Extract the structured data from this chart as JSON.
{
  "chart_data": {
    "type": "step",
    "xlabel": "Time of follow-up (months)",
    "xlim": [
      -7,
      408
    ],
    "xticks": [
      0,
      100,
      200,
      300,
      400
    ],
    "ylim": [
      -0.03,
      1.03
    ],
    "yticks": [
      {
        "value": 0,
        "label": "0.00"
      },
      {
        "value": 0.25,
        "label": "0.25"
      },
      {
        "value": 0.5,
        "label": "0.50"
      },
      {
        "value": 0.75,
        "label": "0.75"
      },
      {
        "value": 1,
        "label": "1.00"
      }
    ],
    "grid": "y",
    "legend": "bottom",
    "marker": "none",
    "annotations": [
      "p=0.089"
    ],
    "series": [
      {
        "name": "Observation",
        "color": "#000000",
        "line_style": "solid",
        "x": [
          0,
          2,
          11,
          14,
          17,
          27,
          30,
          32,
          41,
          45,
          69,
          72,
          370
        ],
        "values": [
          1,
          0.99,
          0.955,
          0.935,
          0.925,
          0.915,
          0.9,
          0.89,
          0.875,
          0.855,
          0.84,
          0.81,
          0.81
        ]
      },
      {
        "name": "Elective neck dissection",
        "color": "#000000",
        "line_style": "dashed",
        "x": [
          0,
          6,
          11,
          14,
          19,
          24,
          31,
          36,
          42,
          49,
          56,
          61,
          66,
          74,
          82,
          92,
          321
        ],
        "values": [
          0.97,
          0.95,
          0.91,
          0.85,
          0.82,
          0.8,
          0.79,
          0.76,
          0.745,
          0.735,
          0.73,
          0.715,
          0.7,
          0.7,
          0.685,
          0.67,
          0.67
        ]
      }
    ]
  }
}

—————

### YOUR TASK
Type the material above out again, exactly.

### ANSWER FOR THE TASK
Extract the structured data from this chart as JSON.
{
  "chart_data": {
    "type": "step",
    "xlabel": "Time of follow-up (months)",
    "xlim": [
      -7,
      408
    ],
    "xticks": [
      0,
      100,
      200,
      300,
      400
    ],
    "ylim": [
      -0.03,
      1.03
    ],
    "yticks": [
      {
        "value": 0,
        "label": "0.00"
      },
      {
        "value": 0.25,
        "label": "0.25"
      },
      {
        "value": 0.5,
        "label": "0.50"
      },
      {
        "value": 0.75,
        "label": "0.75"
      },
      {
        "value": 1,
        "label": "1.00"
      }
    ],
    "grid": "y",
    "legend": "bottom",
    "marker": "none",
    "annotations": [
      "p=0.089"
    ],
    "series": [
      {
        "name": "Observation",
        "color": "#000000",
        "line_style": "solid",
        "x": [
          0,
          2,
          11,
          14,
          17,
          27,
          30,
          32,
          41,
          45,
          69,
          72,
          370
        ],
        "values": [
          1,
          0.99,
          0.955,
          0.935,
          0.925,
          0.915,
          0.9,
          0.89,
          0.875,
          0.855,
          0.84,
          0.81,
          0.81
        ]
      },
      {
        "name": "Elective neck dissection",
        "color": "#000000",
        "line_style": "dashed",
        "x": [
          0,
          6,
          11,
          14,
          19,
          24,
          31,
          36,
          42,
          49,
          56,
          61,
          66,
          74,
          82,
          92,
          321
        ],
        "values": [
          0.97,
          0.95,
          0.91,
          0.85,
          0.82,
          0.8,
          0.79,
          0.76,
          0.745,
          0.735,
          0.73,
          0.715,
          0.7,
          0.7,
          0.685,
          0.67,
          0.67
        ]
      }
    ]
  }
}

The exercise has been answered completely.